» TO DO
Go through the listing and write out all of it exactly.

↓↓↓

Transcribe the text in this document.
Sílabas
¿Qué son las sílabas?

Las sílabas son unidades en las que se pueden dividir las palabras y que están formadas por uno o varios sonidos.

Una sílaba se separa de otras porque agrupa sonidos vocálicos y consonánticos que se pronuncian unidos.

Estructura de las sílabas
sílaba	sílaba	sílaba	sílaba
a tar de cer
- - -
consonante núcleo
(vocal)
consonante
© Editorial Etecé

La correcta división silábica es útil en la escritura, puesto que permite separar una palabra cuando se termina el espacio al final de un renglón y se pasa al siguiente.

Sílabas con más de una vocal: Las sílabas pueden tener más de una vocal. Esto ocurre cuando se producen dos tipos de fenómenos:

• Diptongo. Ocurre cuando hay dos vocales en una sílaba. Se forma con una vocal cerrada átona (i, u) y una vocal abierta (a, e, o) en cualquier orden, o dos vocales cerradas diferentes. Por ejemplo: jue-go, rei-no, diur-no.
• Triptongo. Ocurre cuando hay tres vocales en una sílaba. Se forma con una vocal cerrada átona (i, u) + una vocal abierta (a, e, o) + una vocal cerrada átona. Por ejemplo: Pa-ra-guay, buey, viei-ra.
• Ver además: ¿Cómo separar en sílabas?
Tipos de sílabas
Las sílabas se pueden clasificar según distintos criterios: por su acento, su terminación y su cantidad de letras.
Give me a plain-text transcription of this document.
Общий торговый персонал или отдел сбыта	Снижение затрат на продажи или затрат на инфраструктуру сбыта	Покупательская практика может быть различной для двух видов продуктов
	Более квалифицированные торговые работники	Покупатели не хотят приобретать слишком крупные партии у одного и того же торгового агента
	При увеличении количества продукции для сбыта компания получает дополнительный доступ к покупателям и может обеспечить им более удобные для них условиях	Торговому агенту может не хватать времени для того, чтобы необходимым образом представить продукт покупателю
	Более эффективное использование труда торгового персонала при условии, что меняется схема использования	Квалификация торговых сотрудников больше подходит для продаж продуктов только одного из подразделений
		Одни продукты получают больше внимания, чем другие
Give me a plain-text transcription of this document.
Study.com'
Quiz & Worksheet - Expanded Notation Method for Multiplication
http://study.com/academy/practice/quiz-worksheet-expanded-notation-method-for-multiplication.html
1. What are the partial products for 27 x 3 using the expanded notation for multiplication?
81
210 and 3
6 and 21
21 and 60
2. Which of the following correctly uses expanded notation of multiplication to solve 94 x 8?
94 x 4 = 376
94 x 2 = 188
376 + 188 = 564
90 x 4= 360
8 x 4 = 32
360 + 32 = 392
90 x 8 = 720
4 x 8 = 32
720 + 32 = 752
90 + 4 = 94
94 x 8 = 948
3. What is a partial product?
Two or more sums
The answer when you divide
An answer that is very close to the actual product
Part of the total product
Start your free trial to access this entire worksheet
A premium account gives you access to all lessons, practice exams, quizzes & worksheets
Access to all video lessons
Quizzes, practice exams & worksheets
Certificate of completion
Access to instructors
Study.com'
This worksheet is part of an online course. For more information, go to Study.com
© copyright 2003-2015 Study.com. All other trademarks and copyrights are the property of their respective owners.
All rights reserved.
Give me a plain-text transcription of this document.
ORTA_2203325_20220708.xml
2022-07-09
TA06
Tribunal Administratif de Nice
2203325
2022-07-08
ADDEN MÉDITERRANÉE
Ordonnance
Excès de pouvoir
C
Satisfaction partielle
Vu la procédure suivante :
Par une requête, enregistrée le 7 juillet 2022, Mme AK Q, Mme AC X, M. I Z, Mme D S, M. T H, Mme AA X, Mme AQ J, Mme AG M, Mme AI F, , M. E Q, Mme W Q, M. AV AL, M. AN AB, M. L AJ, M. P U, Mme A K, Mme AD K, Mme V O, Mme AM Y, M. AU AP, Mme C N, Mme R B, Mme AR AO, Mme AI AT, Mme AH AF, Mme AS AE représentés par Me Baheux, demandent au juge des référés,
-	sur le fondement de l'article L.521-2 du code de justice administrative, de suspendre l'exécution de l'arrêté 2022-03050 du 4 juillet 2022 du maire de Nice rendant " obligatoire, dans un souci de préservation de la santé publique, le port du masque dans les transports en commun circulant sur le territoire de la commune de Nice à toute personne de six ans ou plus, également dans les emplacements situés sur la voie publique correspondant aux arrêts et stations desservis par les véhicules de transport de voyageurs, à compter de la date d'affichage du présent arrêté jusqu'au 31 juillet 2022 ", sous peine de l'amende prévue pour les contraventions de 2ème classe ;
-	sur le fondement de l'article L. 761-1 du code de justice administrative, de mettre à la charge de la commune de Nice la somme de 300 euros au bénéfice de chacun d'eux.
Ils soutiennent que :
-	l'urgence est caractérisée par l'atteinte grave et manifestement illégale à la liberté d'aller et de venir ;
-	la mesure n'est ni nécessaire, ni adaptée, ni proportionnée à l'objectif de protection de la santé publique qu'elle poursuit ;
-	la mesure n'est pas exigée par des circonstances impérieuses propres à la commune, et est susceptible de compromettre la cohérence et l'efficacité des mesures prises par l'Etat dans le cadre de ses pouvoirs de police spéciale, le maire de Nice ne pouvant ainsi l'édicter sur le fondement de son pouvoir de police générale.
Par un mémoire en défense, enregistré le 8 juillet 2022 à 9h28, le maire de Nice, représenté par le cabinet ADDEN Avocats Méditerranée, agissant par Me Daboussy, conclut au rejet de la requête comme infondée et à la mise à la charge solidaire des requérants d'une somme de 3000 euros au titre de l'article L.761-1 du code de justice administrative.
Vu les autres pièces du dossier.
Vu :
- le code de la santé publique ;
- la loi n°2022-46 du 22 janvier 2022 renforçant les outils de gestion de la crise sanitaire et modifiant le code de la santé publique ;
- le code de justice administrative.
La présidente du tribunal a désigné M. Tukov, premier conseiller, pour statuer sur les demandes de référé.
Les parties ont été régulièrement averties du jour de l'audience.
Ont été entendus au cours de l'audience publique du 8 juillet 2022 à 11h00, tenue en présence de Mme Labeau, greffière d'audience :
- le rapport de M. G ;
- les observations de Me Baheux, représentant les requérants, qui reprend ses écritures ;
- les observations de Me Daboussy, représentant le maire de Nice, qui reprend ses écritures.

↑↑↑

» RESPONSE TO THE TASK
Transcribe the text in this document.
Sílabas
¿Qué son las sílabas?

Las sílabas son unidades en las que se pueden dividir las palabras y que están formadas por uno o varios sonidos.

Una sílaba se separa de otras porque agrupa sonidos vocálicos y consonánticos que se pronuncian unidos.

Estructura de las sílabas
sílaba	sílaba	sílaba	sílaba
a tar de cer
- - -
consonante núcleo
(vocal)
consonante
© Editorial Etecé

La correcta división silábica es útil en la escritura, puesto que permite separar una palabra cuando se termina el espacio al final de un renglón y se pasa al siguiente.

Sílabas con más de una vocal: Las sílabas pueden tener más de una vocal. Esto ocurre cuando se producen dos tipos de fenómenos:

• Diptongo. Ocurre cuando hay dos vocales en una sílaba. Se forma con una vocal cerrada átona (i, u) y una vocal abierta (a, e, o) en cualquier orden, o dos vocales cerradas diferentes. Por ejemplo: jue-go, rei-no, diur-no.
• Triptongo. Ocurre cuando hay tres vocales en una sílaba. Se forma con una vocal cerrada átona (i, u) + una vocal abierta (a, e, o) + una vocal cerrada átona. Por ejemplo: Pa-ra-guay, buey, viei-ra.
• Ver además: ¿Cómo separar en sílabas?
Tipos de sílabas
Las sílabas se pueden clasificar según distintos criterios: por su acento, su terminación y su cantidad de letras.
Give me a plain-text transcription of this document.
Общий торговый персонал или отдел сбыта	Снижение затрат на продажи или затрат на инфраструктуру сбыта	Покупательская практика может быть различной для двух видов продуктов
	Более квалифицированные торговые работники	Покупатели не хотят приобретать слишком крупные партии у одного и того же торгового агента
	При увеличении количества продукции для сбыта компания получает дополнительный доступ к покупателям и может обеспечить им более удобные для них условиях	Торговому агенту может не хватать времени для того, чтобы необходимым образом представить продукт покупателю
	Более эффективное использование труда торгового персонала при условии, что меняется схема использования	Квалификация торговых сотрудников больше подходит для продаж продуктов только одного из подразделений
		Одни продукты получают больше внимания, чем другие
Give me a plain-text transcription of this document.
Study.com'
Quiz & Worksheet - Expanded Notation Method for Multiplication
http://study.com/academy/practice/quiz-worksheet-expanded-notation-method-for-multiplication.html
1. What are the partial products for 27 x 3 using the expanded notation for multiplication?
81
210 and 3
6 and 21
21 and 60
2. Which of the following correctly uses expanded notation of multiplication to solve 94 x 8?
94 x 4 = 376
94 x 2 = 188
376 + 188 = 564
90 x 4= 360
8 x 4 = 32
360 + 32 = 392
90 x 8 = 720
4 x 8 = 32
720 + 32 = 752
90 + 4 = 94
94 x 8 = 948
3. What is a partial product?
Two or more sums
The answer when you divide
An answer that is very close to the actual product
Part of the total product
Start your free trial to access this entire worksheet
A premium account gives you access to all lessons, practice exams, quizzes & worksheets
Access to all video lessons
Quizzes, practice exams & worksheets
Certificate of completion
Access to instructors
Study.com'
This worksheet is part of an online course. For more information, go to Study.com
© copyright 2003-2015 Study.com. All other trademarks and copyrights are the property of their respective owners.
All rights reserved.
Give me a plain-text transcription of this document.
ORTA_2203325_20220708.xml
2022-07-09
TA06
Tribunal Administratif de Nice
2203325
2022-07-08
ADDEN MÉDITERRANÉE
Ordonnance
Excès de pouvoir
C
Satisfaction partielle
Vu la procédure suivante :
Par une requête, enregistrée le 7 juillet 2022, Mme AK Q, Mme AC X, M. I Z, Mme D S, M. T H, Mme AA X, Mme AQ J, Mme AG M, Mme AI F, , M. E Q, Mme W Q, M. AV AL, M. AN AB, M. L AJ, M. P U, Mme A K, Mme AD K, Mme V O, Mme AM Y, M. AU AP, Mme C N, Mme R B, Mme AR AO, Mme AI AT, Mme AH AF, Mme AS AE représentés par Me Baheux, demandent au juge des référés,
-	sur le fondement de l'article L.521-2 du code de justice administrative, de suspendre l'exécution de l'arrêté 2022-03050 du 4 juillet 2022 du maire de Nice rendant " obligatoire, dans un souci de préservation de la santé publique, le port du masque dans les transports en commun circulant sur le territoire de la commune de Nice à toute personne de six ans ou plus, également dans les emplacements situés sur la voie publique correspondant aux arrêts et stations desservis par les véhicules de transport de voyageurs, à compter de la date d'affichage du présent arrêté jusqu'au 31 juillet 2022 ", sous peine de l'amende prévue pour les contraventions de 2ème classe ;
-	sur le fondement de l'article L. 761-1 du code de justice administrative, de mettre à la charge de la commune de Nice la somme de 300 euros au bénéfice de chacun d'eux.
Ils soutiennent que :
-	l'urgence est caractérisée par l'atteinte grave et manifestement illégale à la liberté d'aller et de venir ;
-	la mesure n'est ni nécessaire, ni adaptée, ni proportionnée à l'objectif de protection de la santé publique qu'elle poursuit ;
-	la mesure n'est pas exigée par des circonstances impérieuses propres à la commune, et est susceptible de compromettre la cohérence et l'efficacité des mesures prises par l'Etat dans le cadre de ses pouvoirs de police spéciale, le maire de Nice ne pouvant ainsi l'édicter sur le fondement de son pouvoir de police générale.
Par un mémoire en défense, enregistré le 8 juillet 2022 à 9h28, le maire de Nice, représenté par le cabinet ADDEN Avocats Méditerranée, agissant par Me Daboussy, conclut au rejet de la requête comme infondée et à la mise à la charge solidaire des requérants d'une somme de 3000 euros au titre de l'article L.761-1 du code de justice administrative.
Vu les autres pièces du dossier.
Vu :
- le code de la santé publique ;
- la loi n°2022-46 du 22 janvier 2022 renforçant les outils de gestion de la crise sanitaire et modifiant le code de la santé publique ;
- le code de justice administrative.
La présidente du tribunal a désigné M. Tukov, premier conseiller, pour statuer sur les demandes de référé.
Les parties ont été régulièrement averties du jour de l'audience.
Ont été entendus au cours de l'audience publique du 8 juillet 2022 à 11h00, tenue en présence de Mme Labeau, greffière d'audience :
- le rapport de M. G ;
- les observations de Me Baheux, représentant les requérants, qui reprend ses écritures ;
- les observations de Me Daboussy, représentant le maire de Nice, qui reprend ses écritures.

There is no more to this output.